Every record here needs to be written out again exactly.

··· Information supplied

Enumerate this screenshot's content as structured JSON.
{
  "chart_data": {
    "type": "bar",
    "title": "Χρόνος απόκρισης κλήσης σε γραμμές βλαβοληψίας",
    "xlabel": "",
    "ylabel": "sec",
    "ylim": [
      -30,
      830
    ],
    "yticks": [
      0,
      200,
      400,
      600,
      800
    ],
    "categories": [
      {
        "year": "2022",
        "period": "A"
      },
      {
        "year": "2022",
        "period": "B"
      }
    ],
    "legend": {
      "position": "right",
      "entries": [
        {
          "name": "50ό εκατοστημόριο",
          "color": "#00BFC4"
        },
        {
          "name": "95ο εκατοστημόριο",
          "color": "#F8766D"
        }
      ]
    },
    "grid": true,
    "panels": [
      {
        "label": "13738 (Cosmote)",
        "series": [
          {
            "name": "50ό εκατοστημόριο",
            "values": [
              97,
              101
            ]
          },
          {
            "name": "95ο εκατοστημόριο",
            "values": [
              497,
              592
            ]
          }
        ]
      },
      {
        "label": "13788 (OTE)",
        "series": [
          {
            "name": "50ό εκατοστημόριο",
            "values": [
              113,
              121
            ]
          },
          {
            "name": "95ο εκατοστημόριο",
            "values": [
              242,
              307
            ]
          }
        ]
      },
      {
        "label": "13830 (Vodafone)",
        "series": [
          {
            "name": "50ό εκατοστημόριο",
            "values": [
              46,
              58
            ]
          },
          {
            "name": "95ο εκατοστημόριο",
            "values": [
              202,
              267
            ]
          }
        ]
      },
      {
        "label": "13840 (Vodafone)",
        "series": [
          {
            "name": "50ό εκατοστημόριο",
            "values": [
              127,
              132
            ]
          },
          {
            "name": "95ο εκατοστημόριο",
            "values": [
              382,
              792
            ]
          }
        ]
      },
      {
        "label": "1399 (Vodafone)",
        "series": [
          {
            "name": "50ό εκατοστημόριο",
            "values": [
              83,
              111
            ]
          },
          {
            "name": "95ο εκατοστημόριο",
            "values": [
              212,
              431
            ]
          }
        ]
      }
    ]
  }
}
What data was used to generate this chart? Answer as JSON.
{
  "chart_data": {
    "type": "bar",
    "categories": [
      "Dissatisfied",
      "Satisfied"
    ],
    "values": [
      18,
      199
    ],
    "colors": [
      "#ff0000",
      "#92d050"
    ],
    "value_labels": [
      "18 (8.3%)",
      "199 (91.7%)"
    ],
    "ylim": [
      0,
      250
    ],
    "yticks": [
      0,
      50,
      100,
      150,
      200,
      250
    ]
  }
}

······

▶ _The solution_
Enumerate this screenshot's content as structured JSON.
{
  "chart_data": {
    "type": "bar",
    "title": "Χρόνος απόκρισης κλήσης σε γραμμές βλαβοληψίας",
    "xlabel": "",
    "ylabel": "sec",
    "ylim": [
      -30,
      830
    ],
    "yticks": [
      0,
      200,
      400,
      600,
      800
    ],
    "categories": [
      {
        "year": "2022",
        "period": "A"
      },
      {
        "year": "2022",
        "period": "B"
      }
    ],
    "legend": {
      "position": "right",
      "entries": [
        {
          "name": "50ό εκατοστημόριο",
          "color": "#00BFC4"
        },
        {
          "name": "95ο εκατοστημόριο",
          "color": "#F8766D"
        }
      ]
    },
    "grid": true,
    "panels": [
      {
        "label": "13738 (Cosmote)",
        "series": [
          {
            "name": "50ό εκατοστημόριο",
            "values": [
              97,
              101
            ]
          },
          {
            "name": "95ο εκατοστημόριο",
            "values": [
              497,
              592
            ]
          }
        ]
      },
      {
        "label": "13788 (OTE)",
        "series": [
          {
            "name": "50ό εκατοστημόριο",
            "values": [
              113,
              121
            ]
          },
          {
            "name": "95ο εκατοστημόριο",
            "values": [
              242,
              307
            ]
          }
        ]
      },
      {
        "label": "13830 (Vodafone)",
        "series": [
          {
            "name": "50ό εκατοστημόριο",
            "values": [
              46,
              58
            ]
          },
          {
            "name": "95ο εκατοστημόριο",
            "values": [
              202,
              267
            ]
          }
        ]
      },
      {
        "label": "13840 (Vodafone)",
        "series": [
          {
            "name": "50ό εκατοστημόριο",
            "values": [
              127,
              132
            ]
          },
          {
            "name": "95ο εκατοστημόριο",
            "values": [
              382,
              792
            ]
          }
        ]
      },
      {
        "label": "1399 (Vodafone)",
        "series": [
          {
            "name": "50ό εκατοστημόριο",
            "values": [
              83,
              111
            ]
          },
          {
            "name": "95ο εκατοστημόριο",
            "values": [
              212,
              431
            ]
          }
        ]
      }
    ]
  }
}
What data was used to generate this chart? Answer as JSON.
{
  "chart_data": {
    "type": "bar",
    "categories": [
      "Dissatisfied",
      "Satisfied"
    ],
    "values": [
      18,
      199
    ],
    "colors": [
      "#ff0000",
      "#92d050"
    ],
    "value_labels": [
      "18 (8.3%)",
      "199 (91.7%)"
    ],
    "ylim": [
      0,
      250
    ],
    "yticks": [
      0,
      50,
      100,
      150,
      200,
      250
    ]
  }
}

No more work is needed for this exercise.